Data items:
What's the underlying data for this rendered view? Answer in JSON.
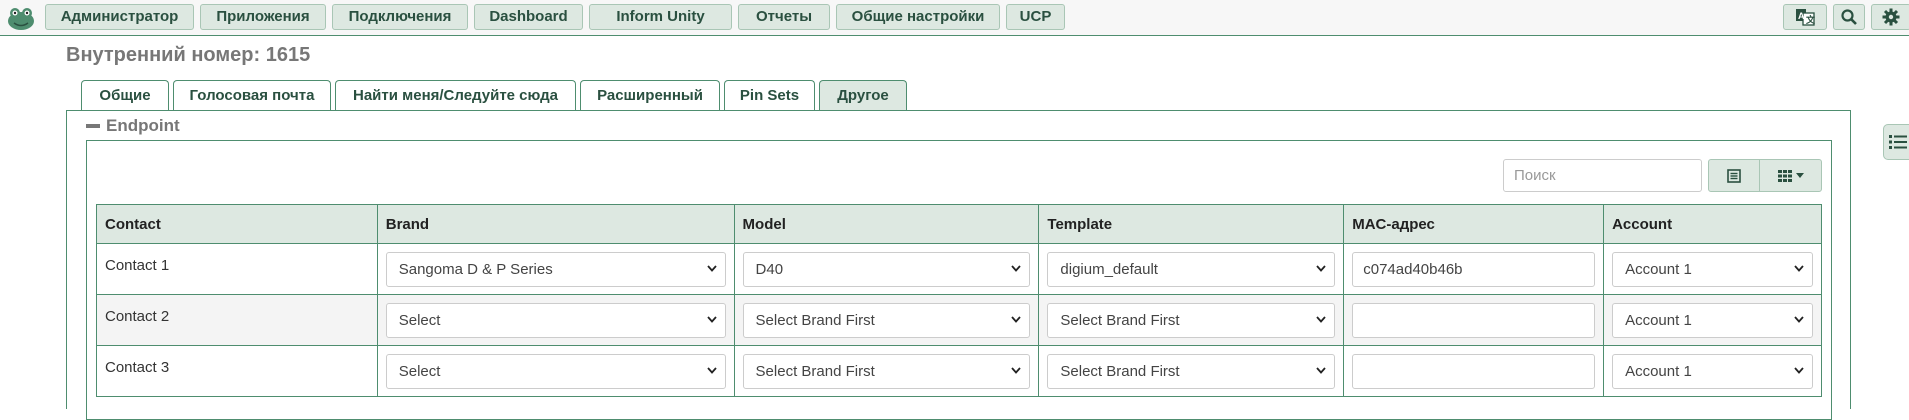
{
  "nav": {
    "items": [
      "Администратор",
      "Приложения",
      "Подключения",
      "Dashboard",
      "Inform Unity",
      "Отчеты",
      "Общие настройки",
      "UCP"
    ]
  },
  "icons": {
    "logo": "frog-logo-icon",
    "right": [
      "translate-icon",
      "search-icon",
      "gear-icon"
    ],
    "table_tools": [
      "list-view-icon",
      "grid-columns-icon"
    ],
    "side": "list-icon"
  },
  "colors": {
    "accent": "#4e8d6f",
    "button_bg": "#dde8e1",
    "header_bg": "#dde8e1"
  },
  "page": {
    "title": "Внутренний номер: 1615"
  },
  "tabs": [
    {
      "label": "Общие",
      "active": false
    },
    {
      "label": "Голосовая почта",
      "active": false
    },
    {
      "label": "Найти меня/Следуйте сюда",
      "active": false
    },
    {
      "label": "Расширенный",
      "active": false
    },
    {
      "label": "Pin Sets",
      "active": false
    },
    {
      "label": "Другое",
      "active": true
    }
  ],
  "section": {
    "title": "Endpoint"
  },
  "search": {
    "placeholder": "Поиск"
  },
  "table": {
    "headers": [
      "Contact",
      "Brand",
      "Model",
      "Template",
      "MAC-адрес",
      "Account"
    ],
    "rows": [
      {
        "contact": "Contact 1",
        "brand": "Sangoma D & P Series",
        "model": "D40",
        "template": "digium_default",
        "mac": "c074ad40b46b",
        "account": "Account 1"
      },
      {
        "contact": "Contact 2",
        "brand": "Select",
        "model": "Select Brand First",
        "template": "Select Brand First",
        "mac": "",
        "account": "Account 1"
      },
      {
        "contact": "Contact 3",
        "brand": "Select",
        "model": "Select Brand First",
        "template": "Select Brand First",
        "mac": "",
        "account": "Account 1"
      }
    ]
  }
}
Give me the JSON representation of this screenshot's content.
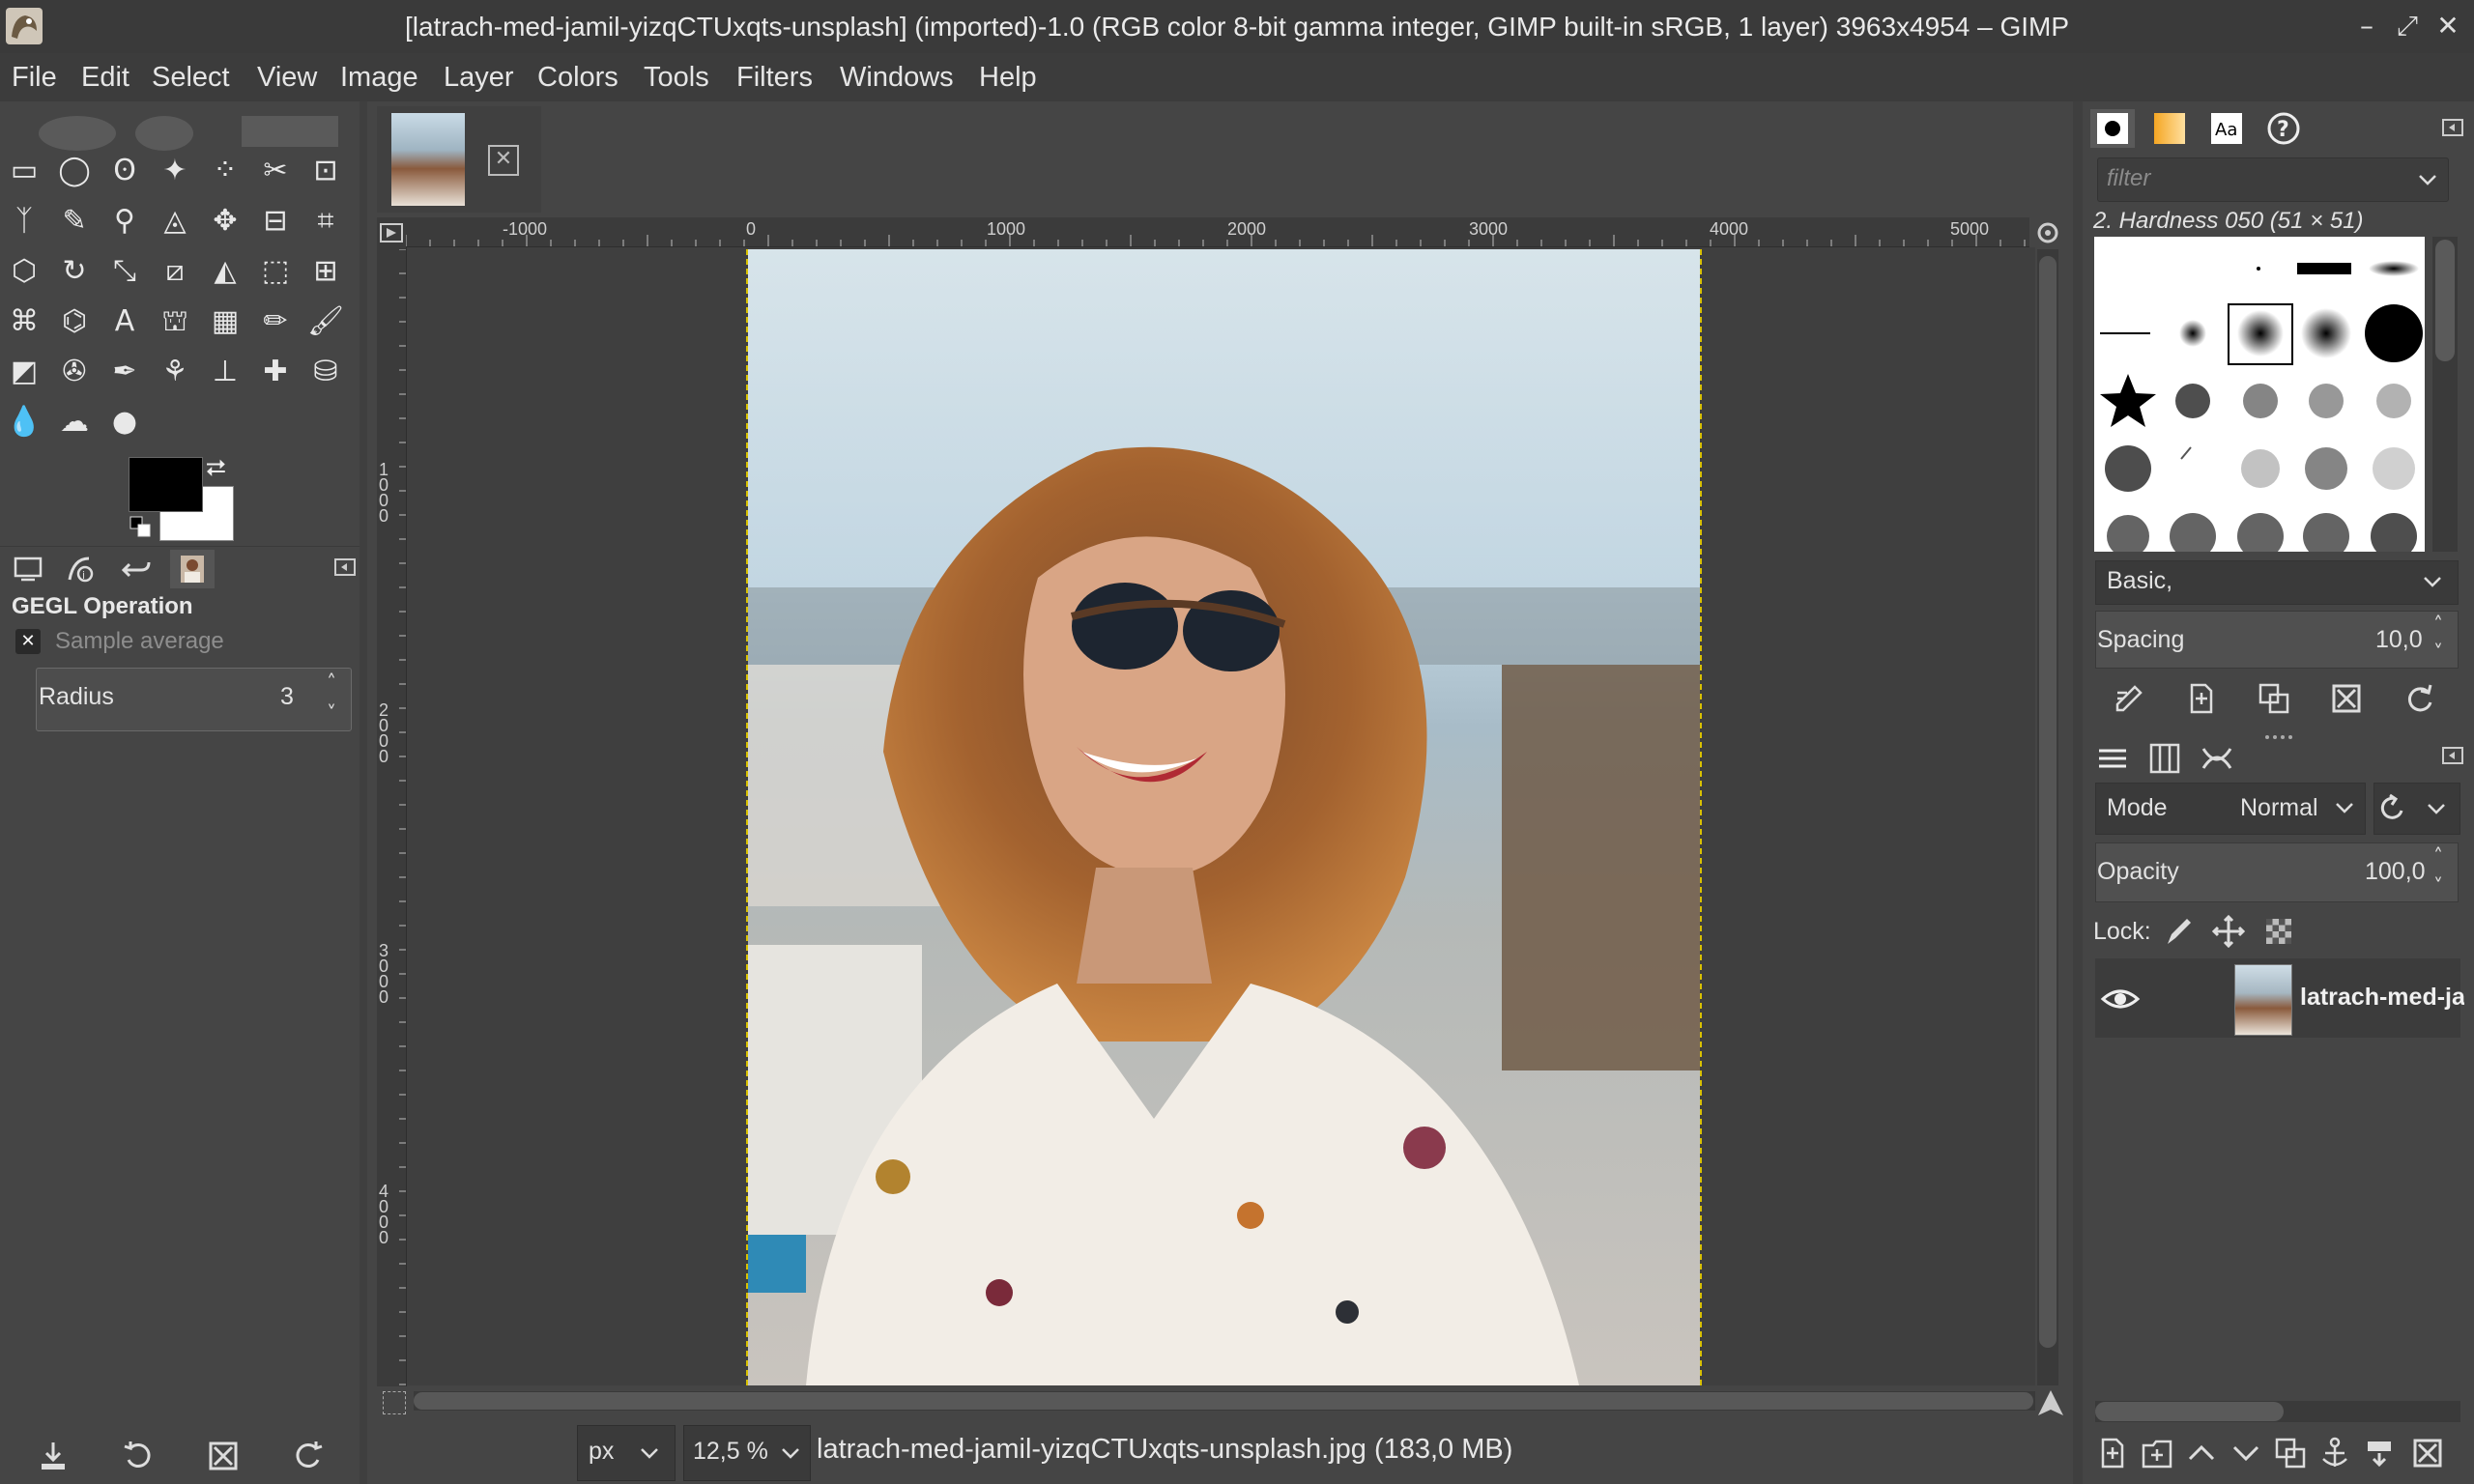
{
  "window": {
    "title": "[latrach-med-jamil-yizqCTUxqts-unsplash] (imported)-1.0 (RGB color 8-bit gamma integer, GIMP built-in sRGB, 1 layer) 3963x4954 – GIMP",
    "controls": [
      "–",
      "⤢",
      "✕"
    ]
  },
  "menu": [
    "File",
    "Edit",
    "Select",
    "View",
    "Image",
    "Layer",
    "Colors",
    "Tools",
    "Filters",
    "Windows",
    "Help"
  ],
  "tool_options": {
    "title": "GEGL Operation",
    "sample_label": "Sample average",
    "radius_label": "Radius",
    "radius_value": "3"
  },
  "rulers": {
    "horizontal": [
      "-1000",
      "0",
      "1000",
      "2000",
      "3000",
      "4000",
      "5000"
    ],
    "vertical": [
      "1000",
      "2000",
      "3000",
      "4000"
    ]
  },
  "status": {
    "unit": "px",
    "zoom": "12,5 %",
    "file_info": "latrach-med-jamil-yizqCTUxqts-unsplash.jpg (183,0 MB)"
  },
  "brushes": {
    "filter_placeholder": "filter",
    "selected_brush": "2. Hardness 050 (51 × 51)",
    "preset": "Basic,",
    "spacing_label": "Spacing",
    "spacing_value": "10,0"
  },
  "layers": {
    "mode_label": "Mode",
    "mode_value": "Normal",
    "opacity_label": "Opacity",
    "opacity_value": "100,0",
    "lock_label": "Lock:",
    "items": [
      {
        "name": "latrach-med-jamil-yizqCTUxqts-unsplash",
        "visible": true
      }
    ]
  },
  "colors": {
    "foreground": "#000000",
    "background": "#ffffff",
    "canvas_border": "#d8c100"
  }
}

_AIM OF THE TASK_: Take the listing above and restate it word for word, without its pictures.

_THE COMPLETED TASK_:
What's the underlying data for this rendered view? Answer in JSON.
{
  "nav": {
    "items": [
      "Администратор",
      "Приложения",
      "Подключения",
      "Dashboard",
      "Inform Unity",
      "Отчеты",
      "Общие настройки",
      "UCP"
    ]
  },
  "icons": {
    "logo": "frog-logo-icon",
    "right": [
      "translate-icon",
      "search-icon",
      "gear-icon"
    ],
    "table_tools": [
      "list-view-icon",
      "grid-columns-icon"
    ],
    "side": "list-icon"
  },
  "colors": {
    "accent": "#4e8d6f",
    "button_bg": "#dde8e1",
    "header_bg": "#dde8e1"
  },
  "page": {
    "title": "Внутренний номер: 1615"
  },
  "tabs": [
    {
      "label": "Общие",
      "active": false
    },
    {
      "label": "Голосовая почта",
      "active": false
    },
    {
      "label": "Найти меня/Следуйте сюда",
      "active": false
    },
    {
      "label": "Расширенный",
      "active": false
    },
    {
      "label": "Pin Sets",
      "active": false
    },
    {
      "label": "Другое",
      "active": true
    }
  ],
  "section": {
    "title": "Endpoint"
  },
  "search": {
    "placeholder": "Поиск"
  },
  "table": {
    "headers": [
      "Contact",
      "Brand",
      "Model",
      "Template",
      "MAC-адрес",
      "Account"
    ],
    "rows": [
      {
        "contact": "Contact 1",
        "brand": "Sangoma D & P Series",
        "model": "D40",
        "template": "digium_default",
        "mac": "c074ad40b46b",
        "account": "Account 1"
      },
      {
        "contact": "Contact 2",
        "brand": "Select",
        "model": "Select Brand First",
        "template": "Select Brand First",
        "mac": "",
        "account": "Account 1"
      },
      {
        "contact": "Contact 3",
        "brand": "Select",
        "model": "Select Brand First",
        "template": "Select Brand First",
        "mac": "",
        "account": "Account 1"
      }
    ]
  }
}
Give me the JSON representation of this screenshot's content.
{
  "window": {
    "title": "[latrach-med-jamil-yizqCTUxqts-unsplash] (imported)-1.0 (RGB color 8-bit gamma integer, GIMP built-in sRGB, 1 layer) 3963x4954 – GIMP",
    "controls": [
      "–",
      "⤢",
      "✕"
    ]
  },
  "menu": [
    "File",
    "Edit",
    "Select",
    "View",
    "Image",
    "Layer",
    "Colors",
    "Tools",
    "Filters",
    "Windows",
    "Help"
  ],
  "tool_options": {
    "title": "GEGL Operation",
    "sample_label": "Sample average",
    "radius_label": "Radius",
    "radius_value": "3"
  },
  "rulers": {
    "horizontal": [
      "-1000",
      "0",
      "1000",
      "2000",
      "3000",
      "4000",
      "5000"
    ],
    "vertical": [
      "1000",
      "2000",
      "3000",
      "4000"
    ]
  },
  "status": {
    "unit": "px",
    "zoom": "12,5 %",
    "file_info": "latrach-med-jamil-yizqCTUxqts-unsplash.jpg (183,0 MB)"
  },
  "brushes": {
    "filter_placeholder": "filter",
    "selected_brush": "2. Hardness 050 (51 × 51)",
    "preset": "Basic,",
    "spacing_label": "Spacing",
    "spacing_value": "10,0"
  },
  "layers": {
    "mode_label": "Mode",
    "mode_value": "Normal",
    "opacity_label": "Opacity",
    "opacity_value": "100,0",
    "lock_label": "Lock:",
    "items": [
      {
        "name": "latrach-med-jamil-yizqCTUxqts-unsplash",
        "visible": true
      }
    ]
  },
  "colors": {
    "foreground": "#000000",
    "background": "#ffffff",
    "canvas_border": "#d8c100"
  }
}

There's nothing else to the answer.